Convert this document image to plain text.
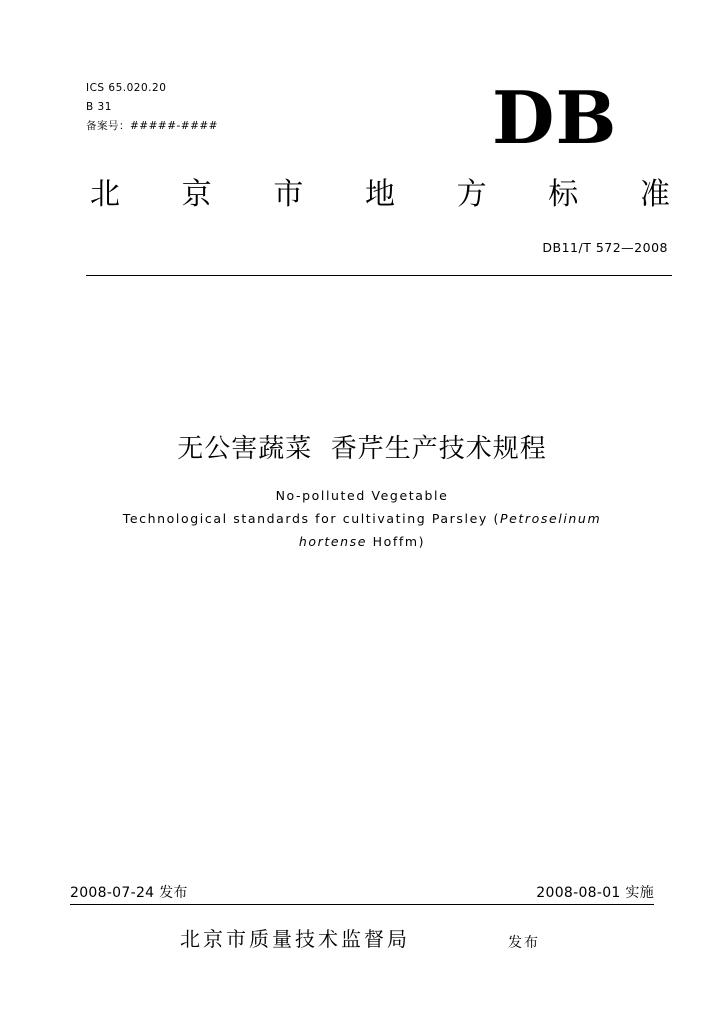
ICS 65.020.20
B 31
备案号：#####-####	DB
北 京 市 地 方 标 准
DB11/T 572—2008
无公害蔬菜  香芹生产技术规程
No-polluted Vegetable
Technological standards for cultivating Parsley (Petroselinum
hortense Hoffm)
2008-07-24 发布	2008-08-01 实施
北京市质量技术监督局	发布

───

_Exercise details_
Reproduce the listing exactly. Leave its pictures out.

_Expected answer_
Convert this document image to plain text.
ICS 65.020.20
B 31
备案号：#####-####	DB
北 京 市 地 方 标 准
DB11/T 572—2008
无公害蔬菜  香芹生产技术规程
No-polluted Vegetable
Technological standards for cultivating Parsley (Petroselinum
hortense Hoffm)
2008-07-24 发布	2008-08-01 实施
北京市质量技术监督局	发布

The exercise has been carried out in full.